Filter the listing below, copying every line in which the word "cord" appears.
* start *
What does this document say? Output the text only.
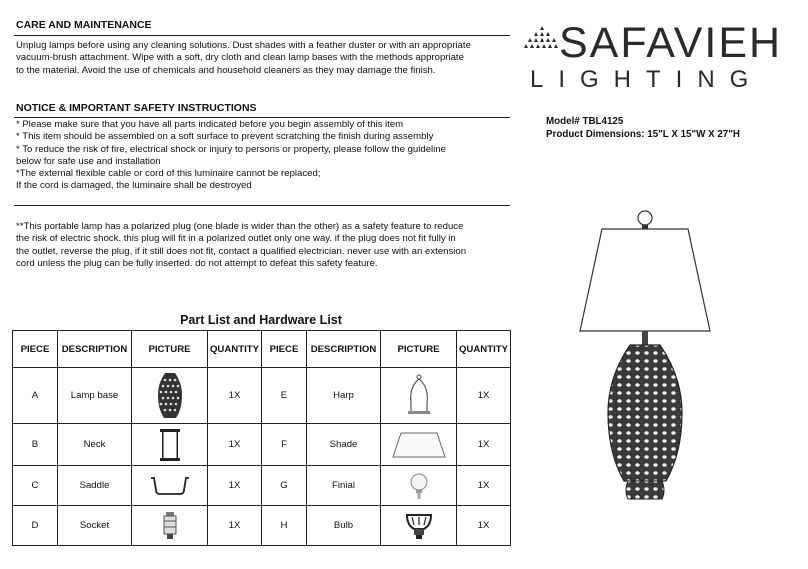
CARE AND MAINTENANCE
Unplug lamps before using any cleaning solutions. Dust shades with a feather duster or with an appropriate
vacuum-brush attachment. Wipe with a soft, dry cloth and clean lamp bases with the methods appropriate
to the material. Avoid the use of chemicals and household cleaners as they may damage the finish.
NOTICE & IMPORTANT SAFETY INSTRUCTIONS
* Please make sure that you have all parts indicated before you begin assembly of this item
* This item should be assembled on a soft surface to prevent scratching the finish during assembly
* To reduce the risk of fire, electrical shock or injury to persons or property, please follow the guideline
below for safe use and installation
*The external flexible cable or cord of this luminaire cannot be replaced;
If the cord is damaged, the luminaire shall be destroyed
**This portable lamp has a polarized plug (one blade is wider than the other) as a safety feature to reduce
the risk of electric shock. this plug will fit in a polarized outlet only one way. if the plug does not fit fully in
the outlet, reverse the plug, if it still does not fit, contact a qualified electrician. never use with an extension
cord unless the plug can be fully inserted. do not attempt to defeat this safety feature.
Part List and Hardware List
PIECE	DESCRIPTION	PICTURE	QUANTITY	PIECE	DESCRIPTION	PICTURE	QUANTITY
A	Lamp base		1X	E	Harp		1X
B	Neck		1X	F	Shade		1X
C	Saddle		1X	G	Finial		1X
D	Socket		1X	H	Bulb		1X
SAFAVIEH
LIGHTING
Model# TBL4125
Product Dimensions: 15"L X 15"W X 27"H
* end *
**Written answer:**
*The external flexible cable or cord of this luminaire cannot be replaced;
If the cord is damaged, the luminaire shall be destroyed
cord unless the plug can be fully inserted. do not attempt to defeat this safety feature.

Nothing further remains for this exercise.